:: GESTELLTE AUFGABE ::
Ändern Sie in den nachstehenden Einträgen jedes „collapse-icon“ zu „toggle-icon“ und geben Sie die Zeilen sonst unverändert wieder.

:: EINTRÄGE ZUR AUFGABE ::
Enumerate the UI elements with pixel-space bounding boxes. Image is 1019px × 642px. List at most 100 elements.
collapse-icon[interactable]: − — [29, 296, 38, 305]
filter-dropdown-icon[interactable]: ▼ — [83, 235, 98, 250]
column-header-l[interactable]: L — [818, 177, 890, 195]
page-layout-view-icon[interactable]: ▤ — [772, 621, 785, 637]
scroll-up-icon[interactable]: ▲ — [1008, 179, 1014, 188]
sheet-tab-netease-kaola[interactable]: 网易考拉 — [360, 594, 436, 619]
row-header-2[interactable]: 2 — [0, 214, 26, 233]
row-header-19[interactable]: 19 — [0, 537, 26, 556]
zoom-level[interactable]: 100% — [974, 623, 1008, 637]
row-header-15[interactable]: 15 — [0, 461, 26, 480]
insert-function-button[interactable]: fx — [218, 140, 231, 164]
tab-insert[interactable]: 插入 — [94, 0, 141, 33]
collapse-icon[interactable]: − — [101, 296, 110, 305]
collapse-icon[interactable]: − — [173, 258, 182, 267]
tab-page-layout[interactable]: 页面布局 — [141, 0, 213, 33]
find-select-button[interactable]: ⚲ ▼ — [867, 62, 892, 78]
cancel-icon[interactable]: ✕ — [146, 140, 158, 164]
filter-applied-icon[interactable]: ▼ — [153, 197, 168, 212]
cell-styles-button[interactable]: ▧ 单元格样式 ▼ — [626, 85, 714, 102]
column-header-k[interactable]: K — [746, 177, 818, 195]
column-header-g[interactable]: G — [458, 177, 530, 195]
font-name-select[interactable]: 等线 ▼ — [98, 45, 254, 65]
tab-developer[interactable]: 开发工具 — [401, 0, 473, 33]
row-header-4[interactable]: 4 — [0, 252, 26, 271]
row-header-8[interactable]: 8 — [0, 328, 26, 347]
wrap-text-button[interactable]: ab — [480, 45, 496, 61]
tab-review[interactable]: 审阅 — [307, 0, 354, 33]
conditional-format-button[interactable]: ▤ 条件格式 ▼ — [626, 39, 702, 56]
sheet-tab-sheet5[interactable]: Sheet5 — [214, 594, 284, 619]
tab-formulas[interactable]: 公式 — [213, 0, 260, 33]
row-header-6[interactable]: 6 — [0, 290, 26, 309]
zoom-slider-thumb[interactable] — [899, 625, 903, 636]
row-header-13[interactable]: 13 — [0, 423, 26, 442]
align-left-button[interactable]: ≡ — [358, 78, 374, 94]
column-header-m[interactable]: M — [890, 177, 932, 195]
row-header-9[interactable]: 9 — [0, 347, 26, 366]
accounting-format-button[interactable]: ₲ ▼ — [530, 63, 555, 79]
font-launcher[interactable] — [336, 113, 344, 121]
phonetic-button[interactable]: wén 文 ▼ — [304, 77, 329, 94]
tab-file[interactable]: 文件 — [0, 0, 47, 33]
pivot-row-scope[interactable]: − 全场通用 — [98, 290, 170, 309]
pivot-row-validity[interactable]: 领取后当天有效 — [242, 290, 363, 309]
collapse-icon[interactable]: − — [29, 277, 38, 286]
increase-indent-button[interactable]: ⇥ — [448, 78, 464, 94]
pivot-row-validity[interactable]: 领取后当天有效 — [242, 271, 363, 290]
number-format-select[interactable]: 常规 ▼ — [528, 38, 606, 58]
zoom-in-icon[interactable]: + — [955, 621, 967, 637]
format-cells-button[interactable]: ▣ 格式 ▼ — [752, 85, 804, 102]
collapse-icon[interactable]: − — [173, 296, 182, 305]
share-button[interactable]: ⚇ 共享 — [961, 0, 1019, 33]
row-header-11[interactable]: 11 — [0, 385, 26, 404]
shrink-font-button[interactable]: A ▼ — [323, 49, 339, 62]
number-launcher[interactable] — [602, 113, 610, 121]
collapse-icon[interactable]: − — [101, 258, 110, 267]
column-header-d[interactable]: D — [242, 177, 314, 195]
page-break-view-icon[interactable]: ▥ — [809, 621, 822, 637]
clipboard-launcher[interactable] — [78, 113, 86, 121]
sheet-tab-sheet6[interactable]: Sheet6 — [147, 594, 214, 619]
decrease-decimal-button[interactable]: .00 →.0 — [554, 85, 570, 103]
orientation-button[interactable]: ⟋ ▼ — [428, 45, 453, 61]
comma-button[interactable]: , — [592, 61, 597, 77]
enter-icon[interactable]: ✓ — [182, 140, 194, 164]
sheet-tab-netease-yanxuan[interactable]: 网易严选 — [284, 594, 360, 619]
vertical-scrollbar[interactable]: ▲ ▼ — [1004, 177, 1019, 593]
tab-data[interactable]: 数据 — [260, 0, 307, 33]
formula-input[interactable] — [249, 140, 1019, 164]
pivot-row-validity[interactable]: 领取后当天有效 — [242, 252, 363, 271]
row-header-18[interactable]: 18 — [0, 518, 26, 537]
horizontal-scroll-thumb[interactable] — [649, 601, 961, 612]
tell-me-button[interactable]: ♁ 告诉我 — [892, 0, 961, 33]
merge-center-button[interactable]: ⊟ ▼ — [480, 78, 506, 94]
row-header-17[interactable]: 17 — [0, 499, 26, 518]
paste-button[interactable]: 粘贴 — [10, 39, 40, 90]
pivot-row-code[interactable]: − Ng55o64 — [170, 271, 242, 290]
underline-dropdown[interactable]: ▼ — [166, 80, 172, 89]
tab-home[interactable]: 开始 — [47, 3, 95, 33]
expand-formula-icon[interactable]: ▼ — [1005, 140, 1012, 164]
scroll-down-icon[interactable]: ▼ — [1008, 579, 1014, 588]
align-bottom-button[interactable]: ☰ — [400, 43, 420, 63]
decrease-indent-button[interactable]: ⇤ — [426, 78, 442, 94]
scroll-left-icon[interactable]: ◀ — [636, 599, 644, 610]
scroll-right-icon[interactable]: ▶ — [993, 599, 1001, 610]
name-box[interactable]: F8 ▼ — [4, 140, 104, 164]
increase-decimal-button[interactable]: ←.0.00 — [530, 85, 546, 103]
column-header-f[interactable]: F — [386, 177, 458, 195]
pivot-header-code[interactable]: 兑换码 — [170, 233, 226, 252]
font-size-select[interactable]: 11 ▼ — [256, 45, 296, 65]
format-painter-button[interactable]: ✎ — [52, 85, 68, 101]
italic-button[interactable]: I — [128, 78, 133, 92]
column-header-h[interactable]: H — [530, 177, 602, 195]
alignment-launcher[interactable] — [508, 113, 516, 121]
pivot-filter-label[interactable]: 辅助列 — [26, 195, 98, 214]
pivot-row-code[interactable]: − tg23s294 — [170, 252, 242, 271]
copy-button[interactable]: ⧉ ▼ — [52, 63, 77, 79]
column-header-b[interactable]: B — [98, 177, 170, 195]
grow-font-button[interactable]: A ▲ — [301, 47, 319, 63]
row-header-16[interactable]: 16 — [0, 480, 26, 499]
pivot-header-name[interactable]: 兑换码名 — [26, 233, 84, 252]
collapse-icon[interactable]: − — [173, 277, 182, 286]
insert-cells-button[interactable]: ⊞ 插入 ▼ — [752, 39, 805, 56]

:: ERGEBNIS DER AUFGABE ::
Enumerate the UI elements with pixel-space bounding boxes. Image is 1019px × 642px. List at most 100 elements.
toggle-icon[interactable]: − — [29, 296, 38, 305]
filter-dropdown-icon[interactable]: ▼ — [83, 235, 98, 250]
column-header-l[interactable]: L — [818, 177, 890, 195]
page-layout-view-icon[interactable]: ▤ — [772, 621, 785, 637]
scroll-up-icon[interactable]: ▲ — [1008, 179, 1014, 188]
sheet-tab-netease-kaola[interactable]: 网易考拉 — [360, 594, 436, 619]
row-header-2[interactable]: 2 — [0, 214, 26, 233]
row-header-19[interactable]: 19 — [0, 537, 26, 556]
zoom-level[interactable]: 100% — [974, 623, 1008, 637]
row-header-15[interactable]: 15 — [0, 461, 26, 480]
insert-function-button[interactable]: fx — [218, 140, 231, 164]
tab-insert[interactable]: 插入 — [94, 0, 141, 33]
toggle-icon[interactable]: − — [101, 296, 110, 305]
toggle-icon[interactable]: − — [173, 258, 182, 267]
tab-page-layout[interactable]: 页面布局 — [141, 0, 213, 33]
find-select-button[interactable]: ⚲ ▼ — [867, 62, 892, 78]
cancel-icon[interactable]: ✕ — [146, 140, 158, 164]
filter-applied-icon[interactable]: ▼ — [153, 197, 168, 212]
cell-styles-button[interactable]: ▧ 单元格样式 ▼ — [626, 85, 714, 102]
column-header-k[interactable]: K — [746, 177, 818, 195]
column-header-g[interactable]: G — [458, 177, 530, 195]
font-name-select[interactable]: 等线 ▼ — [98, 45, 254, 65]
tab-developer[interactable]: 开发工具 — [401, 0, 473, 33]
row-header-4[interactable]: 4 — [0, 252, 26, 271]
row-header-8[interactable]: 8 — [0, 328, 26, 347]
wrap-text-button[interactable]: ab — [480, 45, 496, 61]
tab-review[interactable]: 审阅 — [307, 0, 354, 33]
conditional-format-button[interactable]: ▤ 条件格式 ▼ — [626, 39, 702, 56]
sheet-tab-sheet5[interactable]: Sheet5 — [214, 594, 284, 619]
tab-formulas[interactable]: 公式 — [213, 0, 260, 33]
row-header-6[interactable]: 6 — [0, 290, 26, 309]
zoom-slider-thumb[interactable] — [899, 625, 903, 636]
row-header-13[interactable]: 13 — [0, 423, 26, 442]
align-left-button[interactable]: ≡ — [358, 78, 374, 94]
column-header-m[interactable]: M — [890, 177, 932, 195]
row-header-9[interactable]: 9 — [0, 347, 26, 366]
accounting-format-button[interactable]: ₲ ▼ — [530, 63, 555, 79]
font-launcher[interactable] — [336, 113, 344, 121]
phonetic-button[interactable]: wén 文 ▼ — [304, 77, 329, 94]
tab-file[interactable]: 文件 — [0, 0, 47, 33]
pivot-row-scope[interactable]: − 全场通用 — [98, 290, 170, 309]
pivot-row-validity[interactable]: 领取后当天有效 — [242, 290, 363, 309]
toggle-icon[interactable]: − — [29, 277, 38, 286]
increase-indent-button[interactable]: ⇥ — [448, 78, 464, 94]
pivot-row-validity[interactable]: 领取后当天有效 — [242, 271, 363, 290]
number-format-select[interactable]: 常规 ▼ — [528, 38, 606, 58]
zoom-in-icon[interactable]: + — [955, 621, 967, 637]
format-cells-button[interactable]: ▣ 格式 ▼ — [752, 85, 804, 102]
toggle-icon[interactable]: − — [173, 296, 182, 305]
share-button[interactable]: ⚇ 共享 — [961, 0, 1019, 33]
row-header-11[interactable]: 11 — [0, 385, 26, 404]
shrink-font-button[interactable]: A ▼ — [323, 49, 339, 62]
number-launcher[interactable] — [602, 113, 610, 121]
toggle-icon[interactable]: − — [101, 258, 110, 267]
column-header-d[interactable]: D — [242, 177, 314, 195]
page-break-view-icon[interactable]: ▥ — [809, 621, 822, 637]
clipboard-launcher[interactable] — [78, 113, 86, 121]
sheet-tab-sheet6[interactable]: Sheet6 — [147, 594, 214, 619]
decrease-decimal-button[interactable]: .00 →.0 — [554, 85, 570, 103]
orientation-button[interactable]: ⟋ ▼ — [428, 45, 453, 61]
comma-button[interactable]: , — [592, 61, 597, 77]
enter-icon[interactable]: ✓ — [182, 140, 194, 164]
sheet-tab-netease-yanxuan[interactable]: 网易严选 — [284, 594, 360, 619]
vertical-scrollbar[interactable]: ▲ ▼ — [1004, 177, 1019, 593]
tab-data[interactable]: 数据 — [260, 0, 307, 33]
formula-input[interactable] — [249, 140, 1019, 164]
pivot-row-validity[interactable]: 领取后当天有效 — [242, 252, 363, 271]
row-header-18[interactable]: 18 — [0, 518, 26, 537]
horizontal-scroll-thumb[interactable] — [649, 601, 961, 612]
tell-me-button[interactable]: ♁ 告诉我 — [892, 0, 961, 33]
merge-center-button[interactable]: ⊟ ▼ — [480, 78, 506, 94]
row-header-17[interactable]: 17 — [0, 499, 26, 518]
paste-button[interactable]: 粘贴 — [10, 39, 40, 90]
pivot-row-code[interactable]: − Ng55o64 — [170, 271, 242, 290]
underline-dropdown[interactable]: ▼ — [166, 80, 172, 89]
tab-home[interactable]: 开始 — [47, 3, 95, 33]
expand-formula-icon[interactable]: ▼ — [1005, 140, 1012, 164]
scroll-down-icon[interactable]: ▼ — [1008, 579, 1014, 588]
align-bottom-button[interactable]: ☰ — [400, 43, 420, 63]
decrease-indent-button[interactable]: ⇤ — [426, 78, 442, 94]
scroll-left-icon[interactable]: ◀ — [636, 599, 644, 610]
scroll-right-icon[interactable]: ▶ — [993, 599, 1001, 610]
name-box[interactable]: F8 ▼ — [4, 140, 104, 164]
increase-decimal-button[interactable]: ←.0.00 — [530, 85, 546, 103]
column-header-f[interactable]: F — [386, 177, 458, 195]
pivot-header-code[interactable]: 兑换码 — [170, 233, 226, 252]
font-size-select[interactable]: 11 ▼ — [256, 45, 296, 65]
format-painter-button[interactable]: ✎ — [52, 85, 68, 101]
italic-button[interactable]: I — [128, 78, 133, 92]
column-header-h[interactable]: H — [530, 177, 602, 195]
alignment-launcher[interactable] — [508, 113, 516, 121]
pivot-filter-label[interactable]: 辅助列 — [26, 195, 98, 214]
pivot-row-code[interactable]: − tg23s294 — [170, 252, 242, 271]
copy-button[interactable]: ⧉ ▼ — [52, 63, 77, 79]
column-header-b[interactable]: B — [98, 177, 170, 195]
grow-font-button[interactable]: A ▲ — [301, 47, 319, 63]
row-header-16[interactable]: 16 — [0, 480, 26, 499]
pivot-header-name[interactable]: 兑换码名 — [26, 233, 84, 252]
toggle-icon[interactable]: − — [173, 277, 182, 286]
insert-cells-button[interactable]: ⊞ 插入 ▼ — [752, 39, 805, 56]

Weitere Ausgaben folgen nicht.